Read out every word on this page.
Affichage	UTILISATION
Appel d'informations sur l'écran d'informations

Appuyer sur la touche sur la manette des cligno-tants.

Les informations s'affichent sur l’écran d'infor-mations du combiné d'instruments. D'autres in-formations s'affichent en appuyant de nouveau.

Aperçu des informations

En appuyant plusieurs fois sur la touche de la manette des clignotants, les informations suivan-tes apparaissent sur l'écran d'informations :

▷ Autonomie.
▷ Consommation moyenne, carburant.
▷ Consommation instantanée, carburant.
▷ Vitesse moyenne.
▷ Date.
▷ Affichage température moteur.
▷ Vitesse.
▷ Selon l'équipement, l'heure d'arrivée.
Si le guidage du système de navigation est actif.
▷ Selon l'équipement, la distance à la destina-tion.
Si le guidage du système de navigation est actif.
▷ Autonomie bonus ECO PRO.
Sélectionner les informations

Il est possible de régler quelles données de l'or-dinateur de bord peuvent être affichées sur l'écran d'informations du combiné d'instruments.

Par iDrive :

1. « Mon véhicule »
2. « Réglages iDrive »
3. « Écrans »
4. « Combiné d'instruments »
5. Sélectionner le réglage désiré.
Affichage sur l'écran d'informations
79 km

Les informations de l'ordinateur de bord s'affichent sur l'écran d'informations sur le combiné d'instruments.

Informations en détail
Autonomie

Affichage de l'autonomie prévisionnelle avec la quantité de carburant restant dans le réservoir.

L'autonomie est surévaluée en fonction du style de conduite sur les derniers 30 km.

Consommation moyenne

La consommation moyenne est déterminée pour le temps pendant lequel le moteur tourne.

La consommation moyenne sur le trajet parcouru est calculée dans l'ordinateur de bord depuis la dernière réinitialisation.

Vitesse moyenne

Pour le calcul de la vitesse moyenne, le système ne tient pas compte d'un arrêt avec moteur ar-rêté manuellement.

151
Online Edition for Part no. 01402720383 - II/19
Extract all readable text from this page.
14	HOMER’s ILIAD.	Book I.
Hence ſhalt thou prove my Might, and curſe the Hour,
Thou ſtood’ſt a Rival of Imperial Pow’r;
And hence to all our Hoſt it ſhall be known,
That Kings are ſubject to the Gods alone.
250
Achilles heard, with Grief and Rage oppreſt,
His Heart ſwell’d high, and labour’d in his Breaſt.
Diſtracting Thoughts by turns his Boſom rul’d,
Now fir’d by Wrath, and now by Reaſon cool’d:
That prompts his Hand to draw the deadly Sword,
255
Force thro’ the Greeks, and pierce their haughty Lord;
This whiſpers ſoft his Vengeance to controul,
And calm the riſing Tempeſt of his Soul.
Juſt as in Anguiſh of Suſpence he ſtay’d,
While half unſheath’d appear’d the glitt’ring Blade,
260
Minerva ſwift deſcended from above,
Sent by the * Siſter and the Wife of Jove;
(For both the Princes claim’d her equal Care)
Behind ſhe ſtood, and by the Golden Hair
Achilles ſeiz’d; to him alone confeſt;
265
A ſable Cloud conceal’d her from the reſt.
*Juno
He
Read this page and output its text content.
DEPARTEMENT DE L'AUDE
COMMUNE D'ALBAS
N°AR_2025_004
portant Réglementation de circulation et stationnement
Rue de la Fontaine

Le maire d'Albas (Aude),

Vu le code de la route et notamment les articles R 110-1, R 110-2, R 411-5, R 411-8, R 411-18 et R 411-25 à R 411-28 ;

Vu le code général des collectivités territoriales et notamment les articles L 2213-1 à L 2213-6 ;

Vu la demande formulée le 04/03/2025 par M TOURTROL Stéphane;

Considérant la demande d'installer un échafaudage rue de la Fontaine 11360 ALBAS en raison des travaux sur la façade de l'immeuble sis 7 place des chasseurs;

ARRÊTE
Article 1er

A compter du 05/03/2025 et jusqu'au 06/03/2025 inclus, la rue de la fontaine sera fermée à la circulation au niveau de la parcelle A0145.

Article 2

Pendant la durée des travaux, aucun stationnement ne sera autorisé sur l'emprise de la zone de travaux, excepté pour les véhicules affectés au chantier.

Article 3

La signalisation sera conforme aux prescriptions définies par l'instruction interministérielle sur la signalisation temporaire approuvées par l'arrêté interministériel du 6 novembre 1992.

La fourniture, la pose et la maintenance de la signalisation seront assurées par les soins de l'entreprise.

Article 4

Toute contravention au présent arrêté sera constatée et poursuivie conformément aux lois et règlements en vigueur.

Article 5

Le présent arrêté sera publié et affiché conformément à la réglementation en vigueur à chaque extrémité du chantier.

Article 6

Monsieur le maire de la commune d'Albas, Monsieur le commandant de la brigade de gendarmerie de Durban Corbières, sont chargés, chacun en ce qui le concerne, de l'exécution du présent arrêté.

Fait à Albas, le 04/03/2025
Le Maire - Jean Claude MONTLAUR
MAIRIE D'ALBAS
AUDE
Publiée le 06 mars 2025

════════════════

(WHAT THE EXERCISE ASKS)
Type out the full listing again, exactly as given.

(RESULT OF THIS EXERCISE)
Read out every word on this page.
Affichage	UTILISATION
Appel d'informations sur l'écran d'informations

Appuyer sur la touche sur la manette des cligno-tants.

Les informations s'affichent sur l’écran d'infor-mations du combiné d'instruments. D'autres in-formations s'affichent en appuyant de nouveau.

Aperçu des informations

En appuyant plusieurs fois sur la touche de la manette des clignotants, les informations suivan-tes apparaissent sur l'écran d'informations :

▷ Autonomie.
▷ Consommation moyenne, carburant.
▷ Consommation instantanée, carburant.
▷ Vitesse moyenne.
▷ Date.
▷ Affichage température moteur.
▷ Vitesse.
▷ Selon l'équipement, l'heure d'arrivée.
Si le guidage du système de navigation est actif.
▷ Selon l'équipement, la distance à la destina-tion.
Si le guidage du système de navigation est actif.
▷ Autonomie bonus ECO PRO.
Sélectionner les informations

Il est possible de régler quelles données de l'or-dinateur de bord peuvent être affichées sur l'écran d'informations du combiné d'instruments.

Par iDrive :

1. « Mon véhicule »
2. « Réglages iDrive »
3. « Écrans »
4. « Combiné d'instruments »
5. Sélectionner le réglage désiré.
Affichage sur l'écran d'informations
79 km

Les informations de l'ordinateur de bord s'affichent sur l'écran d'informations sur le combiné d'instruments.

Informations en détail
Autonomie

Affichage de l'autonomie prévisionnelle avec la quantité de carburant restant dans le réservoir.

L'autonomie est surévaluée en fonction du style de conduite sur les derniers 30 km.

Consommation moyenne

La consommation moyenne est déterminée pour le temps pendant lequel le moteur tourne.

La consommation moyenne sur le trajet parcouru est calculée dans l'ordinateur de bord depuis la dernière réinitialisation.

Vitesse moyenne

Pour le calcul de la vitesse moyenne, le système ne tient pas compte d'un arrêt avec moteur ar-rêté manuellement.

151
Online Edition for Part no. 01402720383 - II/19
Extract all readable text from this page.
14	HOMER’s ILIAD.	Book I.
Hence ſhalt thou prove my Might, and curſe the Hour,
Thou ſtood’ſt a Rival of Imperial Pow’r;
And hence to all our Hoſt it ſhall be known,
That Kings are ſubject to the Gods alone.
250
Achilles heard, with Grief and Rage oppreſt,
His Heart ſwell’d high, and labour’d in his Breaſt.
Diſtracting Thoughts by turns his Boſom rul’d,
Now fir’d by Wrath, and now by Reaſon cool’d:
That prompts his Hand to draw the deadly Sword,
255
Force thro’ the Greeks, and pierce their haughty Lord;
This whiſpers ſoft his Vengeance to controul,
And calm the riſing Tempeſt of his Soul.
Juſt as in Anguiſh of Suſpence he ſtay’d,
While half unſheath’d appear’d the glitt’ring Blade,
260
Minerva ſwift deſcended from above,
Sent by the * Siſter and the Wife of Jove;
(For both the Princes claim’d her equal Care)
Behind ſhe ſtood, and by the Golden Hair
Achilles ſeiz’d; to him alone confeſt;
265
A ſable Cloud conceal’d her from the reſt.
*Juno
He
Read this page and output its text content.
DEPARTEMENT DE L'AUDE
COMMUNE D'ALBAS
N°AR_2025_004
portant Réglementation de circulation et stationnement
Rue de la Fontaine

Le maire d'Albas (Aude),

Vu le code de la route et notamment les articles R 110-1, R 110-2, R 411-5, R 411-8, R 411-18 et R 411-25 à R 411-28 ;

Vu le code général des collectivités territoriales et notamment les articles L 2213-1 à L 2213-6 ;

Vu la demande formulée le 04/03/2025 par M TOURTROL Stéphane;

Considérant la demande d'installer un échafaudage rue de la Fontaine 11360 ALBAS en raison des travaux sur la façade de l'immeuble sis 7 place des chasseurs;

ARRÊTE
Article 1er

A compter du 05/03/2025 et jusqu'au 06/03/2025 inclus, la rue de la fontaine sera fermée à la circulation au niveau de la parcelle A0145.

Article 2

Pendant la durée des travaux, aucun stationnement ne sera autorisé sur l'emprise de la zone de travaux, excepté pour les véhicules affectés au chantier.

Article 3

La signalisation sera conforme aux prescriptions définies par l'instruction interministérielle sur la signalisation temporaire approuvées par l'arrêté interministériel du 6 novembre 1992.

La fourniture, la pose et la maintenance de la signalisation seront assurées par les soins de l'entreprise.

Article 4

Toute contravention au présent arrêté sera constatée et poursuivie conformément aux lois et règlements en vigueur.

Article 5

Le présent arrêté sera publié et affiché conformément à la réglementation en vigueur à chaque extrémité du chantier.

Article 6

Monsieur le maire de la commune d'Albas, Monsieur le commandant de la brigade de gendarmerie de Durban Corbières, sont chargés, chacun en ce qui le concerne, de l'exécution du présent arrêté.

Fait à Albas, le 04/03/2025
Le Maire - Jean Claude MONTLAUR
MAIRIE D'ALBAS
AUDE
Publiée le 06 mars 2025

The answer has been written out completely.